*WHAT NEEDS TO BE DONE*
Write out every line below that includes the word "page".

*PROVIDED RECORDS*

──────

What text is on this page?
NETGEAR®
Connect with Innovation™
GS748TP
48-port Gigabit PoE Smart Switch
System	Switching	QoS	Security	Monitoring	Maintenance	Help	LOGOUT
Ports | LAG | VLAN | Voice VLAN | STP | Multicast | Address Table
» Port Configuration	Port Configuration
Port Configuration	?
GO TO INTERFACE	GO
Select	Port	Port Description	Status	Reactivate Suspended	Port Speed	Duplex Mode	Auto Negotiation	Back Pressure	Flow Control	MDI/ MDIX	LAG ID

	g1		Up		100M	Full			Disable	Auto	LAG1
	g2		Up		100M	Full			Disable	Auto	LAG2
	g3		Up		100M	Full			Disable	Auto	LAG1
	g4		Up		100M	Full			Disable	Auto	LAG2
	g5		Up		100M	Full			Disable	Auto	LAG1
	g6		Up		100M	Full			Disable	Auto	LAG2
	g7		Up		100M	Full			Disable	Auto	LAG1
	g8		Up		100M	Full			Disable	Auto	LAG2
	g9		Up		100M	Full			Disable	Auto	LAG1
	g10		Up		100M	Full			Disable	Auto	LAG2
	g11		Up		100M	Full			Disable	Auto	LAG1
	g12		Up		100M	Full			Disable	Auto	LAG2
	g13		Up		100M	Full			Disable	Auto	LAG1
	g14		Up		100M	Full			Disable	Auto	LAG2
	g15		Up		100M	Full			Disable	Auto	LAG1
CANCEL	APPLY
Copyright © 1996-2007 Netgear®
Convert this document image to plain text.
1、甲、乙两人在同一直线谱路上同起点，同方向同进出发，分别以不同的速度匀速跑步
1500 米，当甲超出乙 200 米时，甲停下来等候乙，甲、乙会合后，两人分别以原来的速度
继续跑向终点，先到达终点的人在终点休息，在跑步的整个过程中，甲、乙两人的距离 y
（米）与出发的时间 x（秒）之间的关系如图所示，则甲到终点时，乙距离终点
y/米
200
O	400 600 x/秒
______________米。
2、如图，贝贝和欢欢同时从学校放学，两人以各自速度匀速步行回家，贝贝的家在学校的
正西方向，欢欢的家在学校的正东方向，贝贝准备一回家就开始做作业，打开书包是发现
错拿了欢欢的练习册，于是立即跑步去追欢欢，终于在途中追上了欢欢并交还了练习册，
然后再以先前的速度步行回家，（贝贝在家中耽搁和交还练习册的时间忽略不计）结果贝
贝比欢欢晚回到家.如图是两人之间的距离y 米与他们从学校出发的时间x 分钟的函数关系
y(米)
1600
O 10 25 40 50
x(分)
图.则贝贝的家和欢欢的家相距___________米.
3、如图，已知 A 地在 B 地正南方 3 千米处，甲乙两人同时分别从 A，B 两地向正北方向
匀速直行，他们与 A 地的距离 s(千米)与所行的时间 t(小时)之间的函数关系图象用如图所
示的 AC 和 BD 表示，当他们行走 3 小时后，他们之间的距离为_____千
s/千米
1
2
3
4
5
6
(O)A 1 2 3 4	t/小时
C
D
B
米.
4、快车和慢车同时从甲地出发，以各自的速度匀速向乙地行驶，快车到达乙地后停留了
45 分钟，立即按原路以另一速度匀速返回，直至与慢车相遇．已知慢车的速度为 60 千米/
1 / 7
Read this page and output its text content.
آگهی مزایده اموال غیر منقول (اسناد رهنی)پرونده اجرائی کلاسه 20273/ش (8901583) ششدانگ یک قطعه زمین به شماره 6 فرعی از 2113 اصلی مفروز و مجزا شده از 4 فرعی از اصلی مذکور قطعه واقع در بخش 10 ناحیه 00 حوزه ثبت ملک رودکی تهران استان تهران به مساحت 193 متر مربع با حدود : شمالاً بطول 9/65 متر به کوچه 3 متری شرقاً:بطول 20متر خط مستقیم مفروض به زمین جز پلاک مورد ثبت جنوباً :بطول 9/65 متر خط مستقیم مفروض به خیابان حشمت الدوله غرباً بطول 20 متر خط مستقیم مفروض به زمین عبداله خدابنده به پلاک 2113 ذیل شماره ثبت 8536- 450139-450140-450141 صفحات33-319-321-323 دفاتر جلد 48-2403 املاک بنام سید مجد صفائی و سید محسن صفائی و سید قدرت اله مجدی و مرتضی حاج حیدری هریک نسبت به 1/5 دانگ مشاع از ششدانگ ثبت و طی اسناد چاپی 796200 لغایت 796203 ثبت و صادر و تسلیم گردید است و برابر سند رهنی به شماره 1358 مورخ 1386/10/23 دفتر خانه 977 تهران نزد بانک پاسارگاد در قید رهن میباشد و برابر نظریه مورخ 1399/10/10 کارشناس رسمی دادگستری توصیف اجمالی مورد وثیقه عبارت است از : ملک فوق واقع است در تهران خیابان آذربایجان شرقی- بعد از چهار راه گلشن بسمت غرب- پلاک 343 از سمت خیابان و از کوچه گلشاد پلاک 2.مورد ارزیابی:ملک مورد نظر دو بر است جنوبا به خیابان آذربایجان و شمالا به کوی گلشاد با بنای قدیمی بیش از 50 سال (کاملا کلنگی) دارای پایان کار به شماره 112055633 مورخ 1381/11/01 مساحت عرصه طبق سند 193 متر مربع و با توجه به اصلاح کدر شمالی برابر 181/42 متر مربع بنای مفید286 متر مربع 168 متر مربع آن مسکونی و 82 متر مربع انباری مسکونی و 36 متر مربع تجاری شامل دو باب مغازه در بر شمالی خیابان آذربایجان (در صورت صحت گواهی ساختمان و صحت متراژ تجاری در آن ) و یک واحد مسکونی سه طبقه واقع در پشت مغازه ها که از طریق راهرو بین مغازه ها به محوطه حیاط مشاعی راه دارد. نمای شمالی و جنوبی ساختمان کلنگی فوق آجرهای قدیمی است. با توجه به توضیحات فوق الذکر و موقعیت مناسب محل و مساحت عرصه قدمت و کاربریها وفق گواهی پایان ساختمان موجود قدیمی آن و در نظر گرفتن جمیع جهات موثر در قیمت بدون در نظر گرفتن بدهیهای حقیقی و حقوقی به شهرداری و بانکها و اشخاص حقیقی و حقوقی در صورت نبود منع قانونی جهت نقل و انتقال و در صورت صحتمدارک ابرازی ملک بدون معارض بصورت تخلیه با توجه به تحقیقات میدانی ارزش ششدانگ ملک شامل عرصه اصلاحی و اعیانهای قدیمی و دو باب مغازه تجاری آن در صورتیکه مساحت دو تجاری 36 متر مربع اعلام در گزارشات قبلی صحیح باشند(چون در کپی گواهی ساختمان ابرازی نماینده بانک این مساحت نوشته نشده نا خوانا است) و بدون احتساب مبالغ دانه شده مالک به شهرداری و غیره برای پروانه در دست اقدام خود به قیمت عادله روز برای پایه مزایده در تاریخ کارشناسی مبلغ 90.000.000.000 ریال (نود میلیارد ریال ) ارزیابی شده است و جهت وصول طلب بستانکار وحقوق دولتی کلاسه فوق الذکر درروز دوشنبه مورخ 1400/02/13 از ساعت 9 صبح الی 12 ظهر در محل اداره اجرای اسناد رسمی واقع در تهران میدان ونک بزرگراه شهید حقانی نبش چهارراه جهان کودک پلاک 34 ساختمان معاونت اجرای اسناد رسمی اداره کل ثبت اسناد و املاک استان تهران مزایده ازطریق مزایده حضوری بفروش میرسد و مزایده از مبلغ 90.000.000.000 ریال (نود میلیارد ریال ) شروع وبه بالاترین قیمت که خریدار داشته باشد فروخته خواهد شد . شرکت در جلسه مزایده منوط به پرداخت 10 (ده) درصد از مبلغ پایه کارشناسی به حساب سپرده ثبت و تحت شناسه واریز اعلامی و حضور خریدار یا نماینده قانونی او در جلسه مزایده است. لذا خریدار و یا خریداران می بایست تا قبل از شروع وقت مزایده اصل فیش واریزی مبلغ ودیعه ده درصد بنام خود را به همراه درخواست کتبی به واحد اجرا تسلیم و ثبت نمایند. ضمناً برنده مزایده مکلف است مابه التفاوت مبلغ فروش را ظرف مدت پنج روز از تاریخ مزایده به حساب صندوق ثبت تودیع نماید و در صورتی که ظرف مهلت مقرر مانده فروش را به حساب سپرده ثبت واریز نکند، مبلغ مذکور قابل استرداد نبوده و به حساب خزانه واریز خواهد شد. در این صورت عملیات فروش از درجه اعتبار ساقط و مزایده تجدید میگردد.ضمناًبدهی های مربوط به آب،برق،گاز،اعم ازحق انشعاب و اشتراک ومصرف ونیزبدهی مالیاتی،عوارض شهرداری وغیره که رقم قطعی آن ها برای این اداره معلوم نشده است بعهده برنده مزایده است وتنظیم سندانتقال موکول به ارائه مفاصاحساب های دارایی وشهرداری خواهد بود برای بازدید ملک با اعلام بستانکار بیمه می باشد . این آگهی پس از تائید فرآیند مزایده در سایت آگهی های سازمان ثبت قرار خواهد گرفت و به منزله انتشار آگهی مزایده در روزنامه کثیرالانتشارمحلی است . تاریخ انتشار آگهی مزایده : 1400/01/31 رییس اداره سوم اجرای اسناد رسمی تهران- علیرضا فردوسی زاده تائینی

──────

*FULL ANSWER*
What text is on this page?
Read this page and output its text content.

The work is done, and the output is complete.